Exercise description: The listing below is the input. Say how many of its lines contain "xlabel", giving the number alone.

Exercise inputs:
-.-.-

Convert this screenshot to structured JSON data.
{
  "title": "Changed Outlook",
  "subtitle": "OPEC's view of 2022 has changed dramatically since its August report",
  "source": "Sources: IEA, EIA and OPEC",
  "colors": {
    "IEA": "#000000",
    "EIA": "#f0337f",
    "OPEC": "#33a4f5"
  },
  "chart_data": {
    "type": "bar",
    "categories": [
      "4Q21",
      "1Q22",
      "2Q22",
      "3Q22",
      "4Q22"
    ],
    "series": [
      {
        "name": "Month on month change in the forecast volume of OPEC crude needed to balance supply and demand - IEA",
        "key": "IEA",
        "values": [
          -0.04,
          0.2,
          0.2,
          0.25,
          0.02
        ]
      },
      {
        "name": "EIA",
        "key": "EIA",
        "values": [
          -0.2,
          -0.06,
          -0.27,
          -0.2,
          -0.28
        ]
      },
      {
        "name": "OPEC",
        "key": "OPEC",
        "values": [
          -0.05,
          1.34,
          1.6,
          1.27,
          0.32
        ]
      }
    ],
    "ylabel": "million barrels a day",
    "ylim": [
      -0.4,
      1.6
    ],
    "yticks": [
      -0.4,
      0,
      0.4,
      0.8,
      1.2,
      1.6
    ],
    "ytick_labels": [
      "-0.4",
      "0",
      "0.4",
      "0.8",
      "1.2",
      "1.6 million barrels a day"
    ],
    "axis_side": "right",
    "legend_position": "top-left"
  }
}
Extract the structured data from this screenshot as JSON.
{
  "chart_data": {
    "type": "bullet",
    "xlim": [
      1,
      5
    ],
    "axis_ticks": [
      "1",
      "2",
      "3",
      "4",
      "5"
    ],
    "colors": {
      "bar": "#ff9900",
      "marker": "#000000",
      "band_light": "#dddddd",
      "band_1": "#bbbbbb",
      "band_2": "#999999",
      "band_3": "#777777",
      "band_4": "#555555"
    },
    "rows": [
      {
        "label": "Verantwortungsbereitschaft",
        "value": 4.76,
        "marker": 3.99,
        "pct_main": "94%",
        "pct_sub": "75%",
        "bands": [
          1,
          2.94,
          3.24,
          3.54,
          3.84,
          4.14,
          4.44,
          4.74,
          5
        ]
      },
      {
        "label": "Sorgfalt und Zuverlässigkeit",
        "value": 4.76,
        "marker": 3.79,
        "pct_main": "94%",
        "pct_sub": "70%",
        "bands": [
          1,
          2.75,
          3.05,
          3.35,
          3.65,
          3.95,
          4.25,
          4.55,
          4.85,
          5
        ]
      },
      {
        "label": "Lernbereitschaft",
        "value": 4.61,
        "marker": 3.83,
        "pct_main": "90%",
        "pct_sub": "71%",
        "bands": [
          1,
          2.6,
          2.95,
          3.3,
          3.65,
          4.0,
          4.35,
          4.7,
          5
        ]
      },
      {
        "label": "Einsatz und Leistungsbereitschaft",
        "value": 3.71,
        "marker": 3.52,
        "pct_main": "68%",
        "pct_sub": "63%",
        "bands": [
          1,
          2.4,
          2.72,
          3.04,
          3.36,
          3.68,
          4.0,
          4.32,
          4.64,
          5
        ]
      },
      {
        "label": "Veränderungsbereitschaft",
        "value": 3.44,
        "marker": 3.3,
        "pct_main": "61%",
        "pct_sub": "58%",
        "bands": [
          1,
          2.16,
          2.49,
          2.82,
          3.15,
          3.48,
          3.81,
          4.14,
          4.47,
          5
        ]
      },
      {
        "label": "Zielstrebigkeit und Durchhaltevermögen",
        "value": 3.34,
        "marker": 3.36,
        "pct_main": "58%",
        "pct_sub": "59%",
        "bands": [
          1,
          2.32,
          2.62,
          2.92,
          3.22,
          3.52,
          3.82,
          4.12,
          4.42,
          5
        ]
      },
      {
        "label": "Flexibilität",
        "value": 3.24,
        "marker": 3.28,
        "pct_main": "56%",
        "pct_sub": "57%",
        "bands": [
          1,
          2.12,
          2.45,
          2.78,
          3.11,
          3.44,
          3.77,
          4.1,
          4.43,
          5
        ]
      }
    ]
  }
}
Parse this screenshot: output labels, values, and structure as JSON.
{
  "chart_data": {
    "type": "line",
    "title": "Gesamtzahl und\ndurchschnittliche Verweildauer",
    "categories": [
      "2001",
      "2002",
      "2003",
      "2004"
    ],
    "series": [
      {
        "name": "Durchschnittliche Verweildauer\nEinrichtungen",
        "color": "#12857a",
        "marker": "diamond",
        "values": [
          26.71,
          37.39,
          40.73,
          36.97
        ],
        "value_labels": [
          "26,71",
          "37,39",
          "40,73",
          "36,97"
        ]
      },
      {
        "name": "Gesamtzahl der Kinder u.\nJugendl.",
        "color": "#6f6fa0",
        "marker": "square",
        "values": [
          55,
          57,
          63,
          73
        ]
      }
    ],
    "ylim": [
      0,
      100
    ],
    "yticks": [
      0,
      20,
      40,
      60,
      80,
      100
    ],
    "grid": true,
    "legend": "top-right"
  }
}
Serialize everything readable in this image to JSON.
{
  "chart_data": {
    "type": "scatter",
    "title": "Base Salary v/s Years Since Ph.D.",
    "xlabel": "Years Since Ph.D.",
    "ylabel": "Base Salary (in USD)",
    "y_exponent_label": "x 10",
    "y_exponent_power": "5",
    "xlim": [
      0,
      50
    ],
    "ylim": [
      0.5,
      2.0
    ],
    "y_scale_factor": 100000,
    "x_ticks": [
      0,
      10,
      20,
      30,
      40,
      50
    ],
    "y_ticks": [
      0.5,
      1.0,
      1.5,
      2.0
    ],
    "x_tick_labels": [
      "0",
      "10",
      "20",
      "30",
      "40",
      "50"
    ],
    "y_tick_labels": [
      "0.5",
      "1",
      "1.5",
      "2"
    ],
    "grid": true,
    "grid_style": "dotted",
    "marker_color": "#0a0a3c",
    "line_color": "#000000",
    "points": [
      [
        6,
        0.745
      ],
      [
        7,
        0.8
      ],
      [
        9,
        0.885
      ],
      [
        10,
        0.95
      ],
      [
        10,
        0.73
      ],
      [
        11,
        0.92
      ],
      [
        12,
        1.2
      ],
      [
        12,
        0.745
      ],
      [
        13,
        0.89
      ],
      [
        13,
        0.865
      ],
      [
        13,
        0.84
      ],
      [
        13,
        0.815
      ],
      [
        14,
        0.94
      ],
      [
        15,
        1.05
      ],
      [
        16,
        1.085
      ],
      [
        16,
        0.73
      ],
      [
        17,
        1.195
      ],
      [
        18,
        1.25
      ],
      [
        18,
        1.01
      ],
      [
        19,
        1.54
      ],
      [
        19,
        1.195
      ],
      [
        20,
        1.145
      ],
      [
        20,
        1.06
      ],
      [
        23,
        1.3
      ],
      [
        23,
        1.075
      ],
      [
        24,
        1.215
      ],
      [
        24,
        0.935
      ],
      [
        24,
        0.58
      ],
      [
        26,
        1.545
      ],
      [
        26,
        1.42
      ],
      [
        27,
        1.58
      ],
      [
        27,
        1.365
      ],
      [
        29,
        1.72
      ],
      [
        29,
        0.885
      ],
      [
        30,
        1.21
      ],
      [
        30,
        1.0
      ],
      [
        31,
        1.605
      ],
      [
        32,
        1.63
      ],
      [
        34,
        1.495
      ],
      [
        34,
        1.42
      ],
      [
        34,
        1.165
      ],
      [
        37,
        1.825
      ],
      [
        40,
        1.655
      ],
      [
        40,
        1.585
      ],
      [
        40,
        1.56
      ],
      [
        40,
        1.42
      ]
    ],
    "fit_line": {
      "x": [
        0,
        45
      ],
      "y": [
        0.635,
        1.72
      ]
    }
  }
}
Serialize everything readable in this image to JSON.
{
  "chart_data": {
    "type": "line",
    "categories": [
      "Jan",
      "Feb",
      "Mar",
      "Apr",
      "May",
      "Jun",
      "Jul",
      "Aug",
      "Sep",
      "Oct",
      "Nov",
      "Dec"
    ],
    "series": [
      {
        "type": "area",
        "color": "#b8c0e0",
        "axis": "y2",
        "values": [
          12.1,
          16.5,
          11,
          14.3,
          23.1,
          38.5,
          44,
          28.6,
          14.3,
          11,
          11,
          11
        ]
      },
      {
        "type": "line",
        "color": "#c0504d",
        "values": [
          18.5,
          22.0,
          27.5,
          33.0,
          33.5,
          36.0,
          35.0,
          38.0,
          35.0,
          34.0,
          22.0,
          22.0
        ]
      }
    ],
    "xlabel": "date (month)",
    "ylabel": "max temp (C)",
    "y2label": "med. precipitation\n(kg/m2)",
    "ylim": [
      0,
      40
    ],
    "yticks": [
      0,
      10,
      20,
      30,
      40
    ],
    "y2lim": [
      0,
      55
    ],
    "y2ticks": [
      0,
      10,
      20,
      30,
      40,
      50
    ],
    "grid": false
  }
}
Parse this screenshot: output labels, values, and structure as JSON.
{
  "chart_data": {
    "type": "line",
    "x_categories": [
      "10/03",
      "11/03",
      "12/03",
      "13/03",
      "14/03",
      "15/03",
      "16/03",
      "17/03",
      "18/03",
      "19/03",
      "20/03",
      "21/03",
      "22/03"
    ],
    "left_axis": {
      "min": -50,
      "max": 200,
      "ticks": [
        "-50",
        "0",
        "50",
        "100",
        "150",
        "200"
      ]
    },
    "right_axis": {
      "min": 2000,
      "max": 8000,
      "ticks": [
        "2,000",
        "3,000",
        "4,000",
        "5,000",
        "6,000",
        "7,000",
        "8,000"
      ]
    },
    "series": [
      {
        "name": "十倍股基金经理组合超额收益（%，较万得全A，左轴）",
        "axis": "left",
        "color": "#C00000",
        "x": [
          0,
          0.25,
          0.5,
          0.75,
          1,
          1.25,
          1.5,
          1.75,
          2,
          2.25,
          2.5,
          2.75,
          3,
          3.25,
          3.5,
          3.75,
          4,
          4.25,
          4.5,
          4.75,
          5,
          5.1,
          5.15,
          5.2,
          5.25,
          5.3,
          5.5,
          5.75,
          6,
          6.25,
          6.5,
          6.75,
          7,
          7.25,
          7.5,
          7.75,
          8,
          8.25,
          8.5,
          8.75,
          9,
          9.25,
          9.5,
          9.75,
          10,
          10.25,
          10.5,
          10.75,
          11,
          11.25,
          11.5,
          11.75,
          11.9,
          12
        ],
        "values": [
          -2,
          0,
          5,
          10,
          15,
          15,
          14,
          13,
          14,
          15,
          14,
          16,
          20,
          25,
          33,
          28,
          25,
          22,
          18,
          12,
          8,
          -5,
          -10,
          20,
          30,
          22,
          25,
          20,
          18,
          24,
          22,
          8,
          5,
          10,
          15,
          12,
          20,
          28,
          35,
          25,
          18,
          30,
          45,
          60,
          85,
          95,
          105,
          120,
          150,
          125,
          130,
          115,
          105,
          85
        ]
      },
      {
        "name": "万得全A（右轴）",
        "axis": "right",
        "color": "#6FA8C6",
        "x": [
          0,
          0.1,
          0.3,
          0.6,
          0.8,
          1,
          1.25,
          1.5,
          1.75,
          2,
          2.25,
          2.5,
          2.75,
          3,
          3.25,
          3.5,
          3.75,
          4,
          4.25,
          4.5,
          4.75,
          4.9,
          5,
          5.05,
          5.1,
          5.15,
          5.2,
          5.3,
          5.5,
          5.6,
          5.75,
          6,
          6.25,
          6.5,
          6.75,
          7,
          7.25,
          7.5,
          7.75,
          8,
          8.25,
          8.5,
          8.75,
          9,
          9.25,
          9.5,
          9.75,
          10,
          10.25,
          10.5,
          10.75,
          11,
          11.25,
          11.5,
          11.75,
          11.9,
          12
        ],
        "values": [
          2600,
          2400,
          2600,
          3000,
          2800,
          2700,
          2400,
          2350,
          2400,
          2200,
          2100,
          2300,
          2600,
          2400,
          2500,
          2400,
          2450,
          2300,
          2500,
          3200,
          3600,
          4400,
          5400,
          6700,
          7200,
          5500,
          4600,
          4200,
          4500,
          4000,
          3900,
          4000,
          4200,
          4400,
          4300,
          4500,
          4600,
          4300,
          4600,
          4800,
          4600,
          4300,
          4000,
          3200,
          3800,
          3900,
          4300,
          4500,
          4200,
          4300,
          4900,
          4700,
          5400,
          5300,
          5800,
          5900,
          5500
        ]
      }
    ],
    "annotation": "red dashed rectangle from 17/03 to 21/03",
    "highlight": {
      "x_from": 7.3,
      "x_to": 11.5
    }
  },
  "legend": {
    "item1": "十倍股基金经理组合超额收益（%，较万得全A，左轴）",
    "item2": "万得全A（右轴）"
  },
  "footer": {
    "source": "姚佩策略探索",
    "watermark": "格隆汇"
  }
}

-.-.-

Answer to the problem: 2